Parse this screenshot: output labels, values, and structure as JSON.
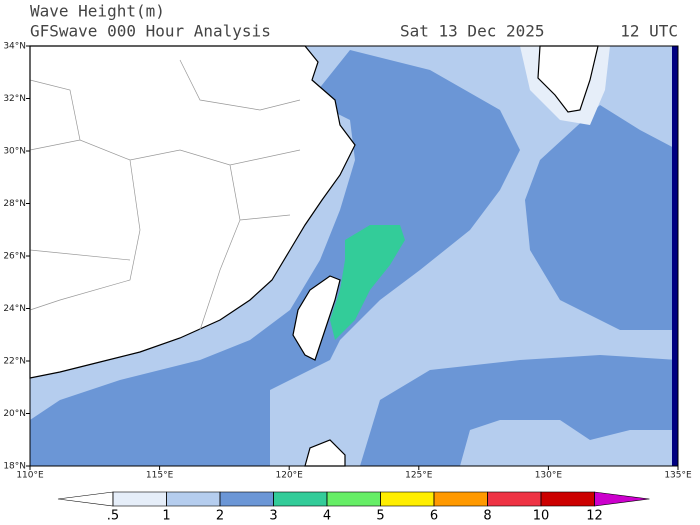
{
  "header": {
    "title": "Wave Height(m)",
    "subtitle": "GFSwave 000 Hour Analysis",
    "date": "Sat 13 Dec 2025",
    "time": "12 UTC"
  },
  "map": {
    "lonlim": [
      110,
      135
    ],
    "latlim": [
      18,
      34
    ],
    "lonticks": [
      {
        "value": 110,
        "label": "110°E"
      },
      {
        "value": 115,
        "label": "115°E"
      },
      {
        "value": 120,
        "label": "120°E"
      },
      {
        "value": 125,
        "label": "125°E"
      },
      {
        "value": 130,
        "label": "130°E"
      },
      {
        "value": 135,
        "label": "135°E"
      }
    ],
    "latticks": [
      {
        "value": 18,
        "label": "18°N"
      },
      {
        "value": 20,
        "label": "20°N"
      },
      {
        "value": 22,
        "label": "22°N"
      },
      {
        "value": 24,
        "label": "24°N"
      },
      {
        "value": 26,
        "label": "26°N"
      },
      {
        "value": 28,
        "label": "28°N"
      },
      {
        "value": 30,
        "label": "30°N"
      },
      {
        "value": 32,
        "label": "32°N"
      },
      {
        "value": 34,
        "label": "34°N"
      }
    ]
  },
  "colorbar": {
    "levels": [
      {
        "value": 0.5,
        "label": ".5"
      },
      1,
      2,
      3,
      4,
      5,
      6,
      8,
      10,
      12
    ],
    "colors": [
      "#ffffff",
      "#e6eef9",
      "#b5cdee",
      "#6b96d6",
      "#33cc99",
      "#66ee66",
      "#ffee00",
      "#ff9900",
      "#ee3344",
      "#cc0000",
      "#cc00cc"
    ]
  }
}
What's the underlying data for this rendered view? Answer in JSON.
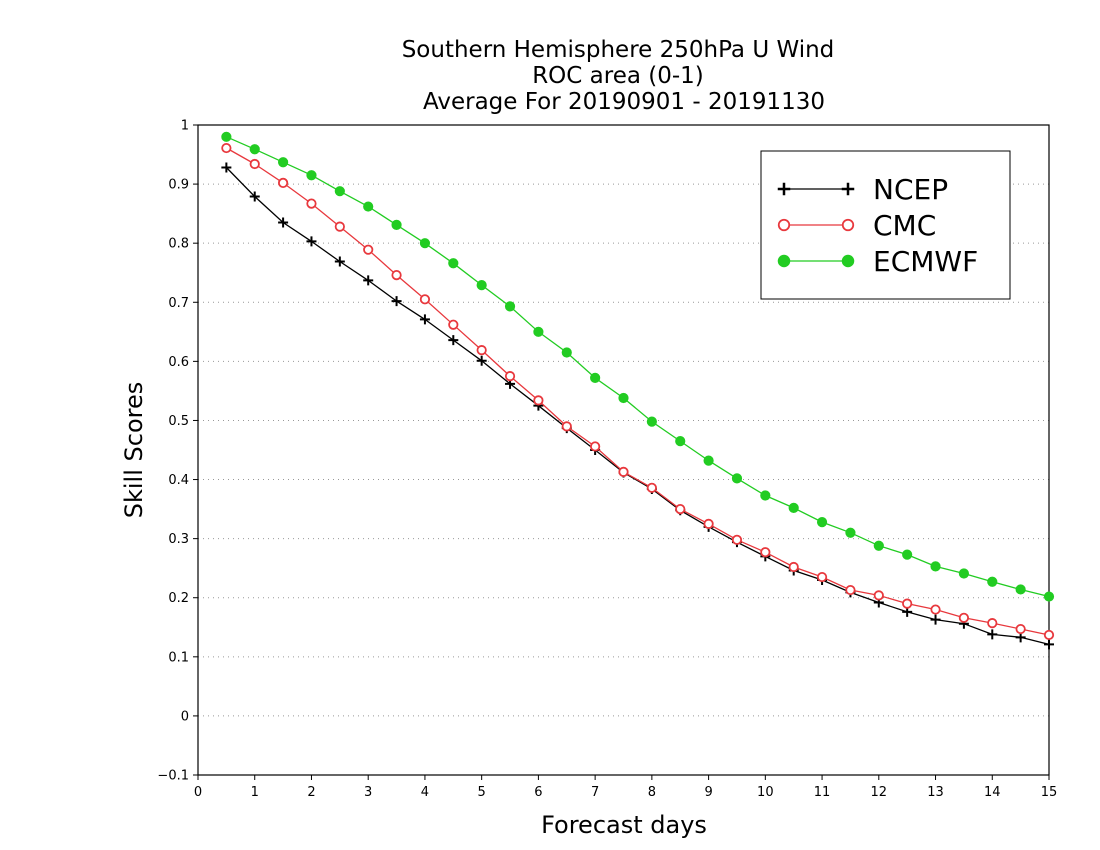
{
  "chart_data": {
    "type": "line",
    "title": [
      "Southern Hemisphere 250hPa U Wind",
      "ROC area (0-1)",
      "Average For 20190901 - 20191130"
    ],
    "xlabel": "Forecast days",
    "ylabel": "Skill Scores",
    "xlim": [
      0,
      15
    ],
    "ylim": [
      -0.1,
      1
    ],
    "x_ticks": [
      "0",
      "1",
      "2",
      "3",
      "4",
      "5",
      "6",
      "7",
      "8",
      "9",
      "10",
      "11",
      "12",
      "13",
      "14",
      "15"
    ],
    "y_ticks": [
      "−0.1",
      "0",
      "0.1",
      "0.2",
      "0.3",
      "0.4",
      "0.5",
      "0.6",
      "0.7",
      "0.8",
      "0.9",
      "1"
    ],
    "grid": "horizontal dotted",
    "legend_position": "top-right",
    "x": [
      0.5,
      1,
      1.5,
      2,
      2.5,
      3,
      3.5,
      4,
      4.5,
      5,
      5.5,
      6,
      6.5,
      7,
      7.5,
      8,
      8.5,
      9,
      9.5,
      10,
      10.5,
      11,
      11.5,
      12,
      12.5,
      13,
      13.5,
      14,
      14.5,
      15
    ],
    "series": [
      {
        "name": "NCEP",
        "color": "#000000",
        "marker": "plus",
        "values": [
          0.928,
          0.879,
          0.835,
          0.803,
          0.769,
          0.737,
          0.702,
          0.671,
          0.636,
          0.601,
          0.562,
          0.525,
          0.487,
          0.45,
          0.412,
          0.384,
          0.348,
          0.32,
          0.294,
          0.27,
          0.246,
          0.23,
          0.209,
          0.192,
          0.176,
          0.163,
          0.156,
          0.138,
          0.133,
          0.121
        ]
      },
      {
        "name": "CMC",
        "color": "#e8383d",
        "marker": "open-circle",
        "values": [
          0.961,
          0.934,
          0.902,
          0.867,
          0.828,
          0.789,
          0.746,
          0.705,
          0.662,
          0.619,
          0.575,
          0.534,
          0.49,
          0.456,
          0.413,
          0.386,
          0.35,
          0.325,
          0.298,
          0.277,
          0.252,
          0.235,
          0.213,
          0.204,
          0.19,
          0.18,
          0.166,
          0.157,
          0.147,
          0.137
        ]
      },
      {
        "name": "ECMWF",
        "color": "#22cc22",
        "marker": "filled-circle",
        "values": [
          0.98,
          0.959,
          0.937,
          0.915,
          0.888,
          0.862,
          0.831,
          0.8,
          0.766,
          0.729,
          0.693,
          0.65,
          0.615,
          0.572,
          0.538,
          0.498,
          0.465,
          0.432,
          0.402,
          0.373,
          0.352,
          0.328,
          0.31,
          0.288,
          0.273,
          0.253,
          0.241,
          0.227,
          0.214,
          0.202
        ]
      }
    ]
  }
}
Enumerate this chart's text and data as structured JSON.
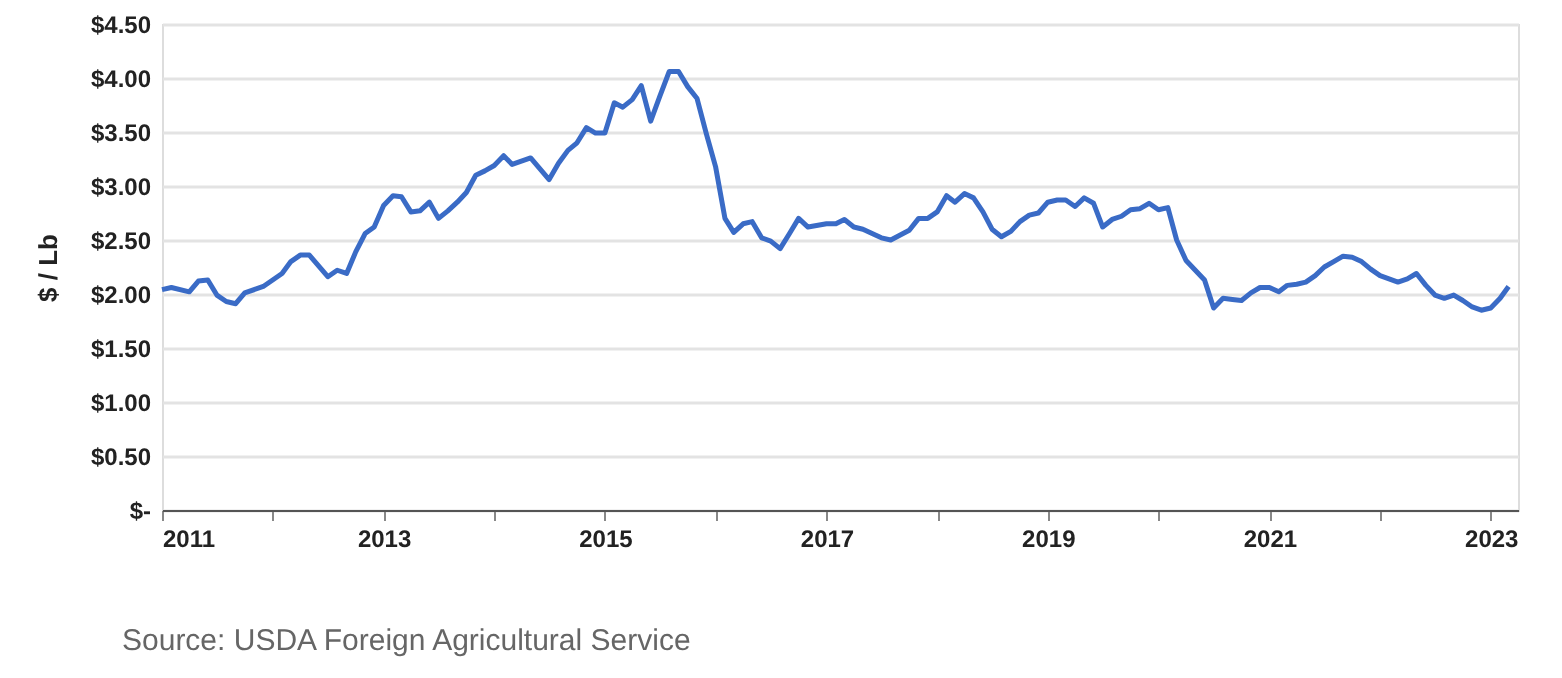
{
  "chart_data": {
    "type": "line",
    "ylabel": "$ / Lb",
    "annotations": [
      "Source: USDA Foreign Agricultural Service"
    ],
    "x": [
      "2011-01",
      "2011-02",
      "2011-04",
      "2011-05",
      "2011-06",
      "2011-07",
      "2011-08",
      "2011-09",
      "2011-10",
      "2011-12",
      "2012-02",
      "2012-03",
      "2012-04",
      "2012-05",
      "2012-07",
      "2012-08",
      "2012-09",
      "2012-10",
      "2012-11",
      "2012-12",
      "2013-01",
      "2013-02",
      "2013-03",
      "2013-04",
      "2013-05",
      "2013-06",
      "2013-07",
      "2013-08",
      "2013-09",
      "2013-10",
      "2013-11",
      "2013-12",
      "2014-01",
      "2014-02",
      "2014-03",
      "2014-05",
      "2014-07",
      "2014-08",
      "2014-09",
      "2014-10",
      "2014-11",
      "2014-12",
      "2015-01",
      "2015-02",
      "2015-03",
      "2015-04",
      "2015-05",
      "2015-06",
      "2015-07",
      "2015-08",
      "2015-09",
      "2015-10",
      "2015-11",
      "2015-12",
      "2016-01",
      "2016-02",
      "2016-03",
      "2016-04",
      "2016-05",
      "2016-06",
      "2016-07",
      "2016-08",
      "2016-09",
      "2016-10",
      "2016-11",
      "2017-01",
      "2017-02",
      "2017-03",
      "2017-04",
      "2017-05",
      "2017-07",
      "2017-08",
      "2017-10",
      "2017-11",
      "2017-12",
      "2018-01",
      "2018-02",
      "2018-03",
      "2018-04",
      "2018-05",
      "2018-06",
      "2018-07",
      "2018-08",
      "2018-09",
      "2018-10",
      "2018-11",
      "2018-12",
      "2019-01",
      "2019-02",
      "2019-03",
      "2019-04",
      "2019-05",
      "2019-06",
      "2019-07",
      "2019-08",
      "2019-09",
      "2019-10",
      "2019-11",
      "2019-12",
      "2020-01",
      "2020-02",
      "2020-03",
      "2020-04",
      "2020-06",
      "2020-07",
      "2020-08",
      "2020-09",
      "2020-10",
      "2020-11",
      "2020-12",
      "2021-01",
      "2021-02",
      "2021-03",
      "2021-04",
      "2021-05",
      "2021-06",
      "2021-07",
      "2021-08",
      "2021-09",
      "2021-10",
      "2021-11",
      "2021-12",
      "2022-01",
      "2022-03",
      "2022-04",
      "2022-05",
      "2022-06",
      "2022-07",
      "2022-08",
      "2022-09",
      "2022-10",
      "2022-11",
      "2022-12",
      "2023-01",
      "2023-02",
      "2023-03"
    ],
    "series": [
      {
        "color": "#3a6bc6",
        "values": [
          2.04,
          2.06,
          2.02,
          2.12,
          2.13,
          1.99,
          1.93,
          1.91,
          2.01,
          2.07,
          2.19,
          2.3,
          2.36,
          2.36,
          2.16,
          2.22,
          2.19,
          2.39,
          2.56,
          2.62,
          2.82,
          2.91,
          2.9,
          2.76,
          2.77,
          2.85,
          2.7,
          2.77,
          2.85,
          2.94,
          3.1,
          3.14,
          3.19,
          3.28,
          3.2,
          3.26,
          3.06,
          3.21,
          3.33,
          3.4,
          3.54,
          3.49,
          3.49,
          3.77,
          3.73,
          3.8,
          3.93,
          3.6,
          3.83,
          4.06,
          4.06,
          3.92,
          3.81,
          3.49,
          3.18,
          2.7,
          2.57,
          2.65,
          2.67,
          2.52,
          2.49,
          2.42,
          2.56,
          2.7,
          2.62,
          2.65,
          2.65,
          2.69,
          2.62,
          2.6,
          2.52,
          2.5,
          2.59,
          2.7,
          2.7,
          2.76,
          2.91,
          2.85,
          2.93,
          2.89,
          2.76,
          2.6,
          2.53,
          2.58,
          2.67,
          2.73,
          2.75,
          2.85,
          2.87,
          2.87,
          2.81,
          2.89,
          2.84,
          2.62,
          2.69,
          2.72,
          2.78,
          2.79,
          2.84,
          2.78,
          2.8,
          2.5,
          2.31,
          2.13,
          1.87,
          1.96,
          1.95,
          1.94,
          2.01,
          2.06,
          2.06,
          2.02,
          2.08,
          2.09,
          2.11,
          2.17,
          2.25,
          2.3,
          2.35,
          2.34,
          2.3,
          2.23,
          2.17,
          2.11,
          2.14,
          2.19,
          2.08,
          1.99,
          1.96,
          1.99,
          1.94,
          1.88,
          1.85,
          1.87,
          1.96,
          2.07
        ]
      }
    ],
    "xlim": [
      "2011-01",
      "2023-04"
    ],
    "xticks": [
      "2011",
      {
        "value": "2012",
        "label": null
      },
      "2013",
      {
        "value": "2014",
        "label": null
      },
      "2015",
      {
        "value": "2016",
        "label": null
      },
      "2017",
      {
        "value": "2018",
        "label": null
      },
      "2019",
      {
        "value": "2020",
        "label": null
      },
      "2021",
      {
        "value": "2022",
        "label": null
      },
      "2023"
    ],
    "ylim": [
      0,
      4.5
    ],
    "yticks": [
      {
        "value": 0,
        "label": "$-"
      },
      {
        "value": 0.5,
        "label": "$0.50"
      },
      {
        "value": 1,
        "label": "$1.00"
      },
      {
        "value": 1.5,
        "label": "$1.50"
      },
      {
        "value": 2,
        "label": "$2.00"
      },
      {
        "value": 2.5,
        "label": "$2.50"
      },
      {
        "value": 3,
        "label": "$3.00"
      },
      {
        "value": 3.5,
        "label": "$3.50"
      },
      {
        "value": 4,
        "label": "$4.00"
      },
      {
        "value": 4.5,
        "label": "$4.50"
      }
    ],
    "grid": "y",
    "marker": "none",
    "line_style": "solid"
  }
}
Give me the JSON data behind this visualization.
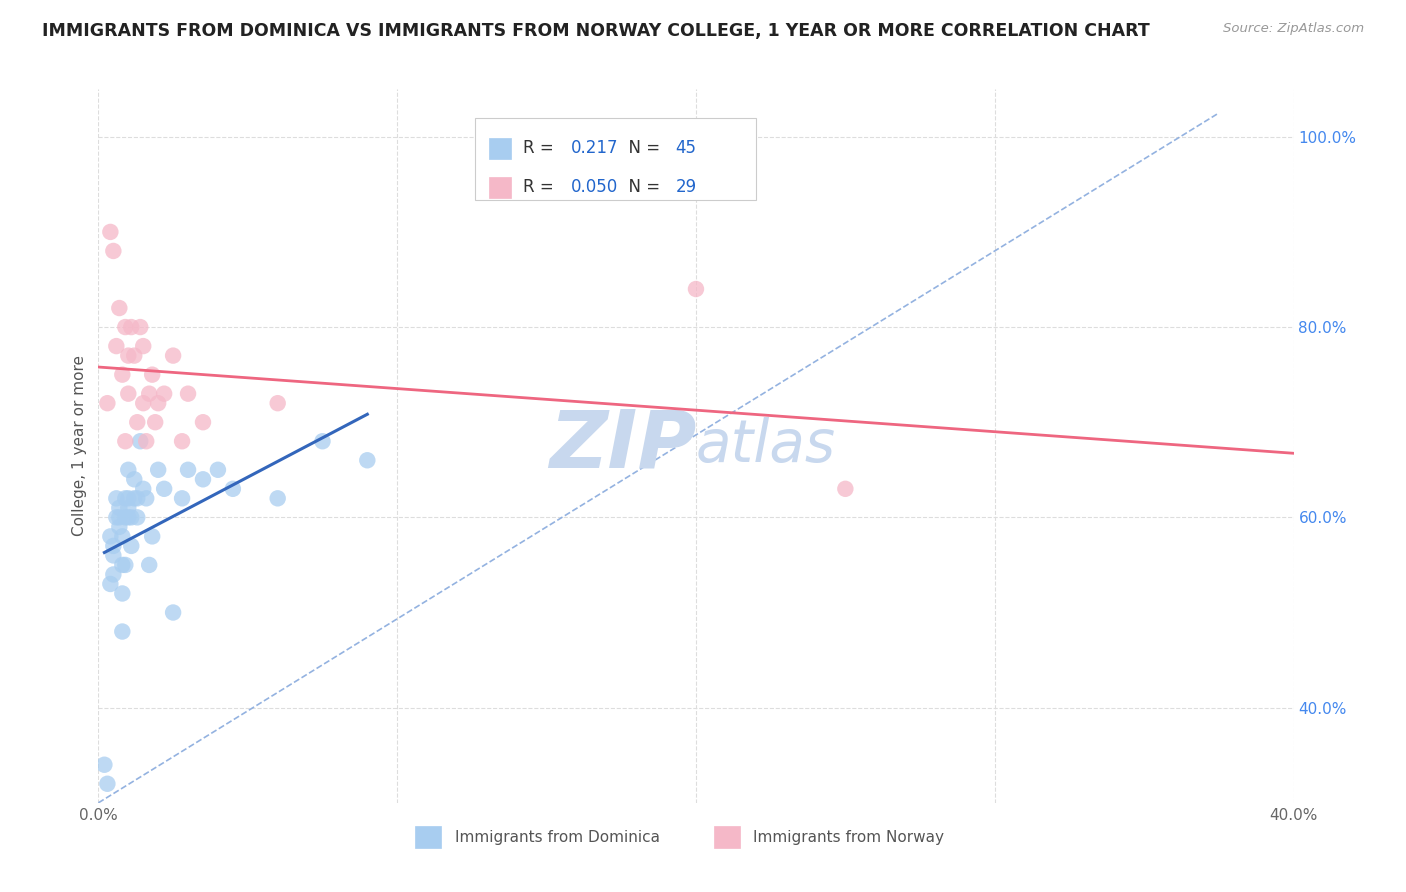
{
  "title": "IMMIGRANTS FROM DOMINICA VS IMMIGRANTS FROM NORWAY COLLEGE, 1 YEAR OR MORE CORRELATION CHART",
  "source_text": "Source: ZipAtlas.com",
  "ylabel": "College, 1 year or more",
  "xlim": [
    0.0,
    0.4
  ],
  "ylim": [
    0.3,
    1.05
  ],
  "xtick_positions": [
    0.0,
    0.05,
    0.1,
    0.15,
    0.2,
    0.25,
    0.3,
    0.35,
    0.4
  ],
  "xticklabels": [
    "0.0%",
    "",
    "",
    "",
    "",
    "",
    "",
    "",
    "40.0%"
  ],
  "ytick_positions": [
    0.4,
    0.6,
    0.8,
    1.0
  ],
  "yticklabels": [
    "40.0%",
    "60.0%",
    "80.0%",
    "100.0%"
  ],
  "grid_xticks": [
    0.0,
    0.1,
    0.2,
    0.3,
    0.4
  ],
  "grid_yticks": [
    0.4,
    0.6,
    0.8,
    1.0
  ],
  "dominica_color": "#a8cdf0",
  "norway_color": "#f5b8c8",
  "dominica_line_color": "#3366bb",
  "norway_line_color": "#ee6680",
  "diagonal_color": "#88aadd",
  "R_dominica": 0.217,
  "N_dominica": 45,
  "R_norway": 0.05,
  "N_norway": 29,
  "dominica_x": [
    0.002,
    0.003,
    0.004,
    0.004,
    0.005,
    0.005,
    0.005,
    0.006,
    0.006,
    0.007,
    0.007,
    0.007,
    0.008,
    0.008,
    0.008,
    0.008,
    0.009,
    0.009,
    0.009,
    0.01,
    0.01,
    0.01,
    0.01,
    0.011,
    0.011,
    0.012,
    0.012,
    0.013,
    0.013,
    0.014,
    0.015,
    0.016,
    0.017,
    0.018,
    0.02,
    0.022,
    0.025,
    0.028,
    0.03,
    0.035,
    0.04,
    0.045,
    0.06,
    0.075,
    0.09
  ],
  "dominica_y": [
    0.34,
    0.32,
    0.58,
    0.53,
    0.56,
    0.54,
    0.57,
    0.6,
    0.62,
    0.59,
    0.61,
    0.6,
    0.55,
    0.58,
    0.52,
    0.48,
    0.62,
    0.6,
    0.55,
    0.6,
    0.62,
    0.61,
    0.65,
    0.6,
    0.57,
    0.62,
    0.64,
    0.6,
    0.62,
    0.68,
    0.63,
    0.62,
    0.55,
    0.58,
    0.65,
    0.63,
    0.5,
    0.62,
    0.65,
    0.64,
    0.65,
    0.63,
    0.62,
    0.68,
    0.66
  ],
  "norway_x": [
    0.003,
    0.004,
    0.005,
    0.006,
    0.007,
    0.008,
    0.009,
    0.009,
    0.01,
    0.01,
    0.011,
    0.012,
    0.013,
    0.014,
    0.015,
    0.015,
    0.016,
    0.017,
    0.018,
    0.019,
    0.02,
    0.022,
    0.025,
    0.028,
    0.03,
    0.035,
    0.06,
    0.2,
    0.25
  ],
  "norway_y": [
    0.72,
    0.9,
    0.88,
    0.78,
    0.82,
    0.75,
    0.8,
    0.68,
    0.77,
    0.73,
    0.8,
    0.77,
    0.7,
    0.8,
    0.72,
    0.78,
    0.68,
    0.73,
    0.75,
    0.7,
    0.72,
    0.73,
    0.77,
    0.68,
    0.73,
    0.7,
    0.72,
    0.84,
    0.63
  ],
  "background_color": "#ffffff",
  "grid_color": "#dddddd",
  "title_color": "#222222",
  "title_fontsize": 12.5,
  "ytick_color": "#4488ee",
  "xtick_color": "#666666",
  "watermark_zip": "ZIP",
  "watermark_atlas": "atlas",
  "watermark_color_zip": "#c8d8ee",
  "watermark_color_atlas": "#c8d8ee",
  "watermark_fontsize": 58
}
========
> _Exercise brief_: Go through the entries above and pull out each line with "Source" in it.

> _Result for this exercise_:
      "Source: USDA Foreign Agricultural Service"
  "source_text": "Source: ZipAtlas.com",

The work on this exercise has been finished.